### Written exercise
Report how many lines hold the word "ORACLE"; answer with the number alone.

### Data for the task
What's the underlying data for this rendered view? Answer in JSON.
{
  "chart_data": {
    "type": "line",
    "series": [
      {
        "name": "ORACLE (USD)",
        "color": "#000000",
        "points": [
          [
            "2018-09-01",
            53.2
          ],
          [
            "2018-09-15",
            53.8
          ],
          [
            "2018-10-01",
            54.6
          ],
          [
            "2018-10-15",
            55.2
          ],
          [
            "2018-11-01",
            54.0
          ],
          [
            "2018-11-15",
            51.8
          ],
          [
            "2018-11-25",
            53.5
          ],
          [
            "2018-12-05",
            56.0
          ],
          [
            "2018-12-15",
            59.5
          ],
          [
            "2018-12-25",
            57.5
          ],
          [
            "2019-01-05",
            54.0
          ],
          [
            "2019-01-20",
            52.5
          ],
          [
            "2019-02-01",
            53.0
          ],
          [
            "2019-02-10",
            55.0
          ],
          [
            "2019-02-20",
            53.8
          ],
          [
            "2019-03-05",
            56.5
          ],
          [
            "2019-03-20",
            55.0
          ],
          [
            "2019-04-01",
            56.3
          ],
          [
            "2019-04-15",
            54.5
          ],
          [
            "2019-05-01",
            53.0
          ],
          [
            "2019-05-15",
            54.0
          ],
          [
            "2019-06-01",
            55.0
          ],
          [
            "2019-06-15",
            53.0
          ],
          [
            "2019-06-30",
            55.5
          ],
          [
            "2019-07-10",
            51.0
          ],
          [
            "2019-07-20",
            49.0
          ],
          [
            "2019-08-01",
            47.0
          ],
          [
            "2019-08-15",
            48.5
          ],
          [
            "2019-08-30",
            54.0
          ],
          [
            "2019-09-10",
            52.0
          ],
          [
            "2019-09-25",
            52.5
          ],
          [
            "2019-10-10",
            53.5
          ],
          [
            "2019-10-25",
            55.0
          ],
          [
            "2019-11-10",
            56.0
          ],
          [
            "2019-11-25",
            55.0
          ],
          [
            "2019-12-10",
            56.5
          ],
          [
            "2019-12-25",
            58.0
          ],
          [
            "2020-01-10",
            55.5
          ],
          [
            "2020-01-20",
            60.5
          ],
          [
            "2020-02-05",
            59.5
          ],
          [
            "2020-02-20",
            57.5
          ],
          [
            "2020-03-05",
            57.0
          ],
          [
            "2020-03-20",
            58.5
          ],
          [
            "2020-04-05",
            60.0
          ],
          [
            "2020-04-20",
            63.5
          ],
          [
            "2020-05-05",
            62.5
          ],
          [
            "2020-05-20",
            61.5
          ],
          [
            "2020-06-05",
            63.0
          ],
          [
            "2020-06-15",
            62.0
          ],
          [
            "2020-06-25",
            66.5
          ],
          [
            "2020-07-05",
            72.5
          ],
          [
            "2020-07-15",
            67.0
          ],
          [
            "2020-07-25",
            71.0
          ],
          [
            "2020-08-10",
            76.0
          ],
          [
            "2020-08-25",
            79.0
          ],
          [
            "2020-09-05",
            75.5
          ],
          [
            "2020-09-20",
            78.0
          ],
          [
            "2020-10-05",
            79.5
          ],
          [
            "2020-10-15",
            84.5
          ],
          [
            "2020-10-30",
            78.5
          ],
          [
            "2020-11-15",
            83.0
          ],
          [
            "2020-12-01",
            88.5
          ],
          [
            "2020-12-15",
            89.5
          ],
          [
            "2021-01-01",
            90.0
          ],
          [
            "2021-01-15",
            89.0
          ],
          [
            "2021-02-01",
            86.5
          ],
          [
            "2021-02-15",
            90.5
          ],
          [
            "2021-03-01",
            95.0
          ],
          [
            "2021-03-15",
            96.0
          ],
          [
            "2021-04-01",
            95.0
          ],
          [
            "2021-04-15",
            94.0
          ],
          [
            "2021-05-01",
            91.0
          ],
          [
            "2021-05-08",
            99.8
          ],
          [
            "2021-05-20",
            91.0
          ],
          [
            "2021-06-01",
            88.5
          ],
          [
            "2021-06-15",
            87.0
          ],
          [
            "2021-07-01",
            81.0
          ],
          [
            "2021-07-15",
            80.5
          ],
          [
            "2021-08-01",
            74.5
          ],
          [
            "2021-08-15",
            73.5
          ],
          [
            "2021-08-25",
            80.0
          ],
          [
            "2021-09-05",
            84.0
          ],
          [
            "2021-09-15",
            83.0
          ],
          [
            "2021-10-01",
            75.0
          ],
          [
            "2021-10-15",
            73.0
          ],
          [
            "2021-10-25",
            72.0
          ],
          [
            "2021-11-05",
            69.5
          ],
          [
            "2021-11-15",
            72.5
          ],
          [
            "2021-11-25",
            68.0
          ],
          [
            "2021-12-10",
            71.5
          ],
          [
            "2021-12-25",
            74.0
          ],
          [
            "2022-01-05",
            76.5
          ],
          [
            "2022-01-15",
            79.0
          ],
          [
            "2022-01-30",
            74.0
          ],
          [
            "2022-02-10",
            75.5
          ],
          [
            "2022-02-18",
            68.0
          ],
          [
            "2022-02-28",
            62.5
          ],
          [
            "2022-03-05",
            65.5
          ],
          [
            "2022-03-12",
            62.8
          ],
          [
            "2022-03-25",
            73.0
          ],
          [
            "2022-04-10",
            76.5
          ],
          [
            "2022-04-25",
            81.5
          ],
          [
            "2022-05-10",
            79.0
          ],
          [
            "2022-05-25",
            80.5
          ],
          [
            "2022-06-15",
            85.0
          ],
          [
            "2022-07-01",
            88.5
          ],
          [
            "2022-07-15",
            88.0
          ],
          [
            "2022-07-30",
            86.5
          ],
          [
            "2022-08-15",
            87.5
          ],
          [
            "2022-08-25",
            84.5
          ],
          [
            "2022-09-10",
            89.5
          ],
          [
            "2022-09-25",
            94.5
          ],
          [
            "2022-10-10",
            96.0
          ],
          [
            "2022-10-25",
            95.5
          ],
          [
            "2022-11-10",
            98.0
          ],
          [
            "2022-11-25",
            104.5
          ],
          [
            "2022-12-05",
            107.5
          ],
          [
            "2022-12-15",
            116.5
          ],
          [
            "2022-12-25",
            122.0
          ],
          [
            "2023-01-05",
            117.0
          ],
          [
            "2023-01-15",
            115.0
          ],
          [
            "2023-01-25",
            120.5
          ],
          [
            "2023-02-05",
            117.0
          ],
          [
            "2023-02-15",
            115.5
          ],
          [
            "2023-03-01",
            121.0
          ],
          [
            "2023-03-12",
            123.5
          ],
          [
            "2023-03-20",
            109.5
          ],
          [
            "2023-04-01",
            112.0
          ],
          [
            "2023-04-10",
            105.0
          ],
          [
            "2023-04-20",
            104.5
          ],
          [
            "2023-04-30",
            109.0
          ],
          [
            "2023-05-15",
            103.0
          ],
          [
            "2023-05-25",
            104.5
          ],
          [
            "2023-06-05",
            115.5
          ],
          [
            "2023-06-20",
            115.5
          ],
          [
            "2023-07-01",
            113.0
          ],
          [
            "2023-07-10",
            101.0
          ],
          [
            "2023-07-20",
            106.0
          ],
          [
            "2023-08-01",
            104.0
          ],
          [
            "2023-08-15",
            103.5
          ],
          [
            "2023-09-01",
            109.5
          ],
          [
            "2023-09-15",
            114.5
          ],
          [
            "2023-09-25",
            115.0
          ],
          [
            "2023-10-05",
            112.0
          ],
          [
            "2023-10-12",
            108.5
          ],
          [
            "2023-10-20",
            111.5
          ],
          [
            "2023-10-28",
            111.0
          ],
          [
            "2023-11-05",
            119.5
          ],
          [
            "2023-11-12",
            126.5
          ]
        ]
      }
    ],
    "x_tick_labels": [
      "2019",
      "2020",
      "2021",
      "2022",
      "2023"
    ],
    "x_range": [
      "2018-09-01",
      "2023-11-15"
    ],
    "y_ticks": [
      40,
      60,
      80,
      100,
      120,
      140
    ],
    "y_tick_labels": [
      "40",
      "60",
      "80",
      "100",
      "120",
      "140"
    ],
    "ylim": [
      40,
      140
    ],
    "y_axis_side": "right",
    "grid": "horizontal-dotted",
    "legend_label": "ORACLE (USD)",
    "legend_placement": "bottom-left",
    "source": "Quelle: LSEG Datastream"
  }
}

### Output of the exercise
2